● WRITTEN EXERCISE: Pick out the lines in the listing below that contain the word "screenshot" and copy them.

● RECORDS FOR THIS TASK:
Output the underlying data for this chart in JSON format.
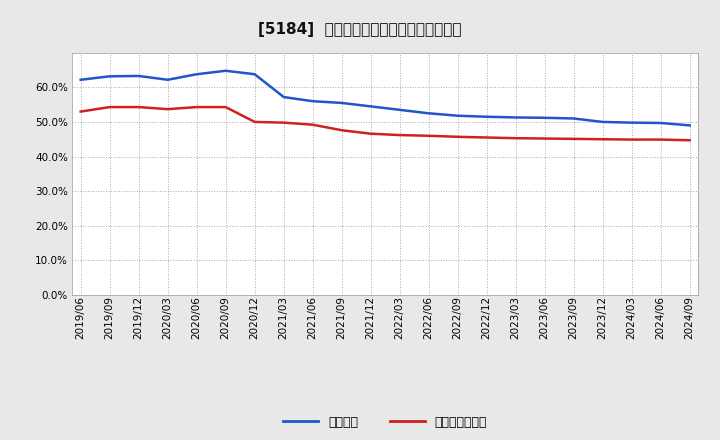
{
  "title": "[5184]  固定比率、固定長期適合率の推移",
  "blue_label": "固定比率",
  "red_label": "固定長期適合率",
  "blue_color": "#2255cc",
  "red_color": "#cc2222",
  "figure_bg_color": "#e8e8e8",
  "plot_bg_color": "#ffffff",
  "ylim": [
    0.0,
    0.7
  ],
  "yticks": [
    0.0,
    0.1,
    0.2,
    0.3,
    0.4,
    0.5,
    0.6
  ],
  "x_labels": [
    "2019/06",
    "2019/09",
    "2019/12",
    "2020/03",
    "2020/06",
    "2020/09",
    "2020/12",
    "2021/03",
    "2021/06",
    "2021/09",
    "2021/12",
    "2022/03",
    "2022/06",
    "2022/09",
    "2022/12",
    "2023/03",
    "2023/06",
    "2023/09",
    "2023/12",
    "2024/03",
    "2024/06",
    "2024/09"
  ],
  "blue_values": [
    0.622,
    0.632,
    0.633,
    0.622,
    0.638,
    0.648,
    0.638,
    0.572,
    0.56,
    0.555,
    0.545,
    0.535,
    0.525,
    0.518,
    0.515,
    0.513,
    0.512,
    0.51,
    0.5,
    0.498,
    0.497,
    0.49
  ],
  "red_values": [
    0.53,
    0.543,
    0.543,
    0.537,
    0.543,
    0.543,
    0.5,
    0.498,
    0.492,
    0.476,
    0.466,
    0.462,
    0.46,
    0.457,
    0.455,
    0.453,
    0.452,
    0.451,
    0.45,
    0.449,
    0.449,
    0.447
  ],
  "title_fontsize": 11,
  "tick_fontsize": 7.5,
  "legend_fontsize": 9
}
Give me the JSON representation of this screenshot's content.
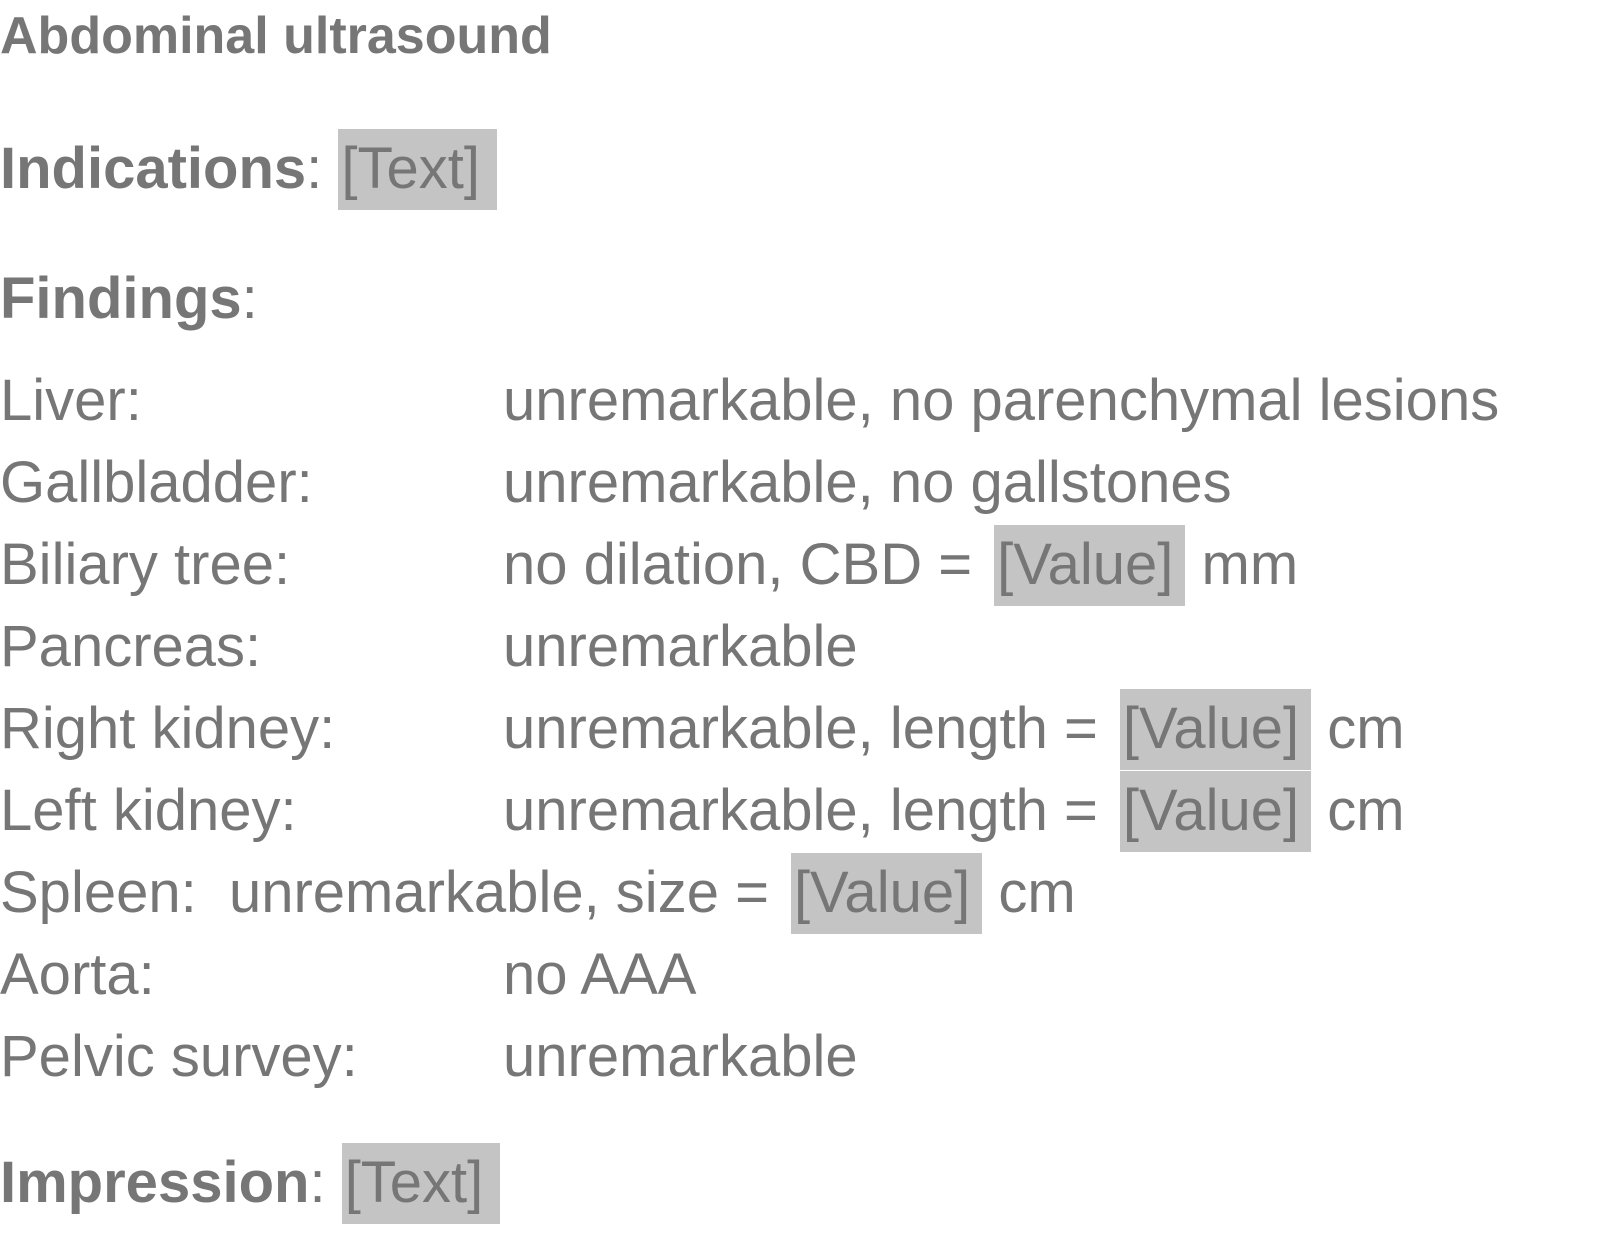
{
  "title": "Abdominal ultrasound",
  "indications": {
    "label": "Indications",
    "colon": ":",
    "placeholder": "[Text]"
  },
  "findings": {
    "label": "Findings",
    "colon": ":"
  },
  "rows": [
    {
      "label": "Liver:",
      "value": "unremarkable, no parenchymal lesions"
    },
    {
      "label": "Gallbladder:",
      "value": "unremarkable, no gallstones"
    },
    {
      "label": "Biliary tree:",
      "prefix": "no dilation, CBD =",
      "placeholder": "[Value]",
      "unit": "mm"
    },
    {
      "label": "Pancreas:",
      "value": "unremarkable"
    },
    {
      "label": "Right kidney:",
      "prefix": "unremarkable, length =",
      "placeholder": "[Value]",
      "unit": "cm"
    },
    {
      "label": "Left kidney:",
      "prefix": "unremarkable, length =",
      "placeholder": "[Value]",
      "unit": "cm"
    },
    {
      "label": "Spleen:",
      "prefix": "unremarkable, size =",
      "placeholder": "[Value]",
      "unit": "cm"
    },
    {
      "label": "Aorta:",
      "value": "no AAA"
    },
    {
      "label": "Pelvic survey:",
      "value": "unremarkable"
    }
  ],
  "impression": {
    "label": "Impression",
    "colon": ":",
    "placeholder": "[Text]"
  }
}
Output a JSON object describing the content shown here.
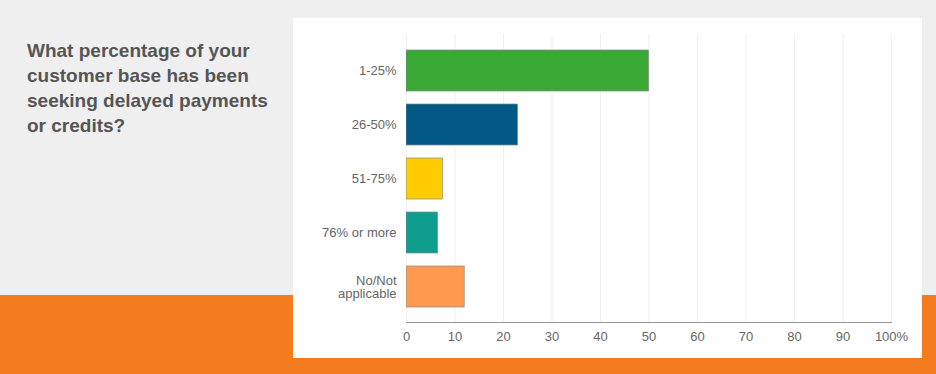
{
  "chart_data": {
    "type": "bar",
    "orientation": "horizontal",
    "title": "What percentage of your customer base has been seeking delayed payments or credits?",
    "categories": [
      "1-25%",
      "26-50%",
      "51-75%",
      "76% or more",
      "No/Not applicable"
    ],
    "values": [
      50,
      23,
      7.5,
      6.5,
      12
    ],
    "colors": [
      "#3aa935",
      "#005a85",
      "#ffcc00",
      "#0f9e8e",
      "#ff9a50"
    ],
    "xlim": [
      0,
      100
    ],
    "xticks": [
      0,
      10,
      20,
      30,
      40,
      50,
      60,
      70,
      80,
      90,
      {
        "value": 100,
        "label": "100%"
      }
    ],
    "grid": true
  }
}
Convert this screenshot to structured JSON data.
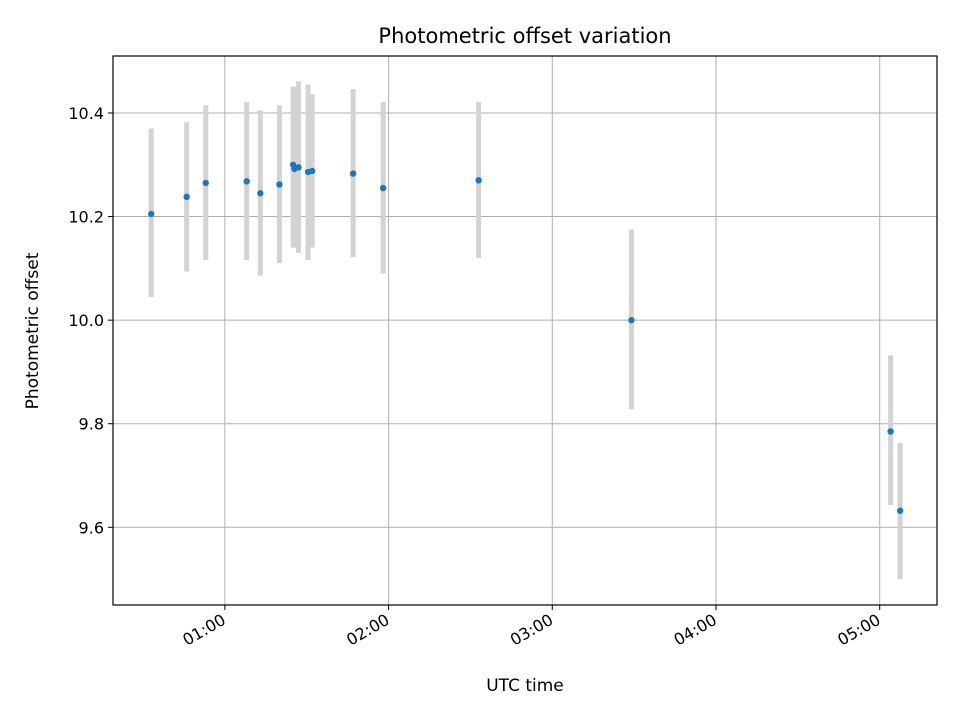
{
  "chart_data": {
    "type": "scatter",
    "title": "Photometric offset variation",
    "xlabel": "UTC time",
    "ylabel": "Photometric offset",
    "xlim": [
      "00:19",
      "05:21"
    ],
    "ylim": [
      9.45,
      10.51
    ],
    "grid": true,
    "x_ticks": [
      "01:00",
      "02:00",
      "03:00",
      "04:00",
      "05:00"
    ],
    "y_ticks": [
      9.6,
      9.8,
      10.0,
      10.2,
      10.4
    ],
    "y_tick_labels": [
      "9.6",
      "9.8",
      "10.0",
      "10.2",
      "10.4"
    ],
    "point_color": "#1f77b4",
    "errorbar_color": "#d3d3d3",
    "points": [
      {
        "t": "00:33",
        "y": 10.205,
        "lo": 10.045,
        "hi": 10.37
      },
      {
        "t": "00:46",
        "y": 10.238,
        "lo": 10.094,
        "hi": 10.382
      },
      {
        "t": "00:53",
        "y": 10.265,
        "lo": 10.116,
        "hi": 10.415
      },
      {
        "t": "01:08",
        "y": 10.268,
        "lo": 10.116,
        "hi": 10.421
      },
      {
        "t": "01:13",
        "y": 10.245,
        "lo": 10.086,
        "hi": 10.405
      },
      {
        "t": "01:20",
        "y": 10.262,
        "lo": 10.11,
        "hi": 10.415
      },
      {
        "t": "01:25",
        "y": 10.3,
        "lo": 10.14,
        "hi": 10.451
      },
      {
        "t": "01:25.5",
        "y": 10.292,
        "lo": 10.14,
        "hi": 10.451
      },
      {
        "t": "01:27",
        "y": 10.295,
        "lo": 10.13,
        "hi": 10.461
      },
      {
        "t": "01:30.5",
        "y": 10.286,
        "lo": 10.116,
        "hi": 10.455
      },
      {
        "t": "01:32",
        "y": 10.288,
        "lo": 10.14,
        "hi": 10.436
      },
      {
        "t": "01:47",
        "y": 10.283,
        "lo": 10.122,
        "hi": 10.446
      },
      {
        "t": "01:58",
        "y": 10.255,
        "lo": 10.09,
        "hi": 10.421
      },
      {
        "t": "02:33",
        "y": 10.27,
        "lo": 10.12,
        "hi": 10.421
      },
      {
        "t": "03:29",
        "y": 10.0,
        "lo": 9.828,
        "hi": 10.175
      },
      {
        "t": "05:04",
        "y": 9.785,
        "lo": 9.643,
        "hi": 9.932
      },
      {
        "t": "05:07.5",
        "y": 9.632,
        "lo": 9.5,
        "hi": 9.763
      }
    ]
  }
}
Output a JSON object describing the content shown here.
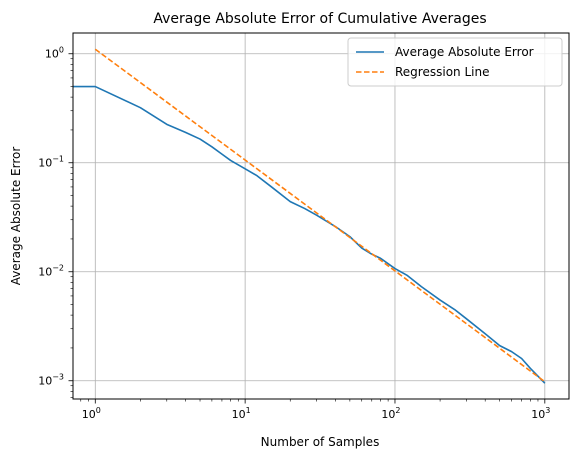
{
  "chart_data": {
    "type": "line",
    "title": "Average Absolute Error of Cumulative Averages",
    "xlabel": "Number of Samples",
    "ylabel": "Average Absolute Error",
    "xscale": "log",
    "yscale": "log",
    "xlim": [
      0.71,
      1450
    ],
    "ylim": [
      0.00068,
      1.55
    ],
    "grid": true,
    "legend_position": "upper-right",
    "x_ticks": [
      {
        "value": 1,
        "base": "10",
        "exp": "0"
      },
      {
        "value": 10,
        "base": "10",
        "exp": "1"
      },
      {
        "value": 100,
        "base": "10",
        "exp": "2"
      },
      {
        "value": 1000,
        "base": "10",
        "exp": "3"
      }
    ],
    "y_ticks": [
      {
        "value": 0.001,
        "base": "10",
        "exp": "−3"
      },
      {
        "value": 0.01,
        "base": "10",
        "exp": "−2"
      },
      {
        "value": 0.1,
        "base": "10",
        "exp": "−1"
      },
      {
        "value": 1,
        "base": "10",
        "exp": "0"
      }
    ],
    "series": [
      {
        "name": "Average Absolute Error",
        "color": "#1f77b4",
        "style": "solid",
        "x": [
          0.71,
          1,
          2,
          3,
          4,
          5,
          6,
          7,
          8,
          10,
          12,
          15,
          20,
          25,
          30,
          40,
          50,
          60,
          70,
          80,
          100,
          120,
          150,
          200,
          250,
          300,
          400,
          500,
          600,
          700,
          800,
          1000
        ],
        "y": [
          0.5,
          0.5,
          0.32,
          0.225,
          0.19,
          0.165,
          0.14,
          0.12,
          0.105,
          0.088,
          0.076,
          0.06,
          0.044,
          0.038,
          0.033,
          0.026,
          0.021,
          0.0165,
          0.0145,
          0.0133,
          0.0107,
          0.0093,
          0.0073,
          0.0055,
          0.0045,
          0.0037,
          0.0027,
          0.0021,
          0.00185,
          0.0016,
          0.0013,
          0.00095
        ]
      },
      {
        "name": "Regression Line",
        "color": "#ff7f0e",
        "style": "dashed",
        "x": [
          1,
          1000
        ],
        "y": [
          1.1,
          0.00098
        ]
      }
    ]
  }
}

● CORRECT RESULT:
Give me the JSON representation of this screenshot's content.
Convert this screenshot to structured JSON data.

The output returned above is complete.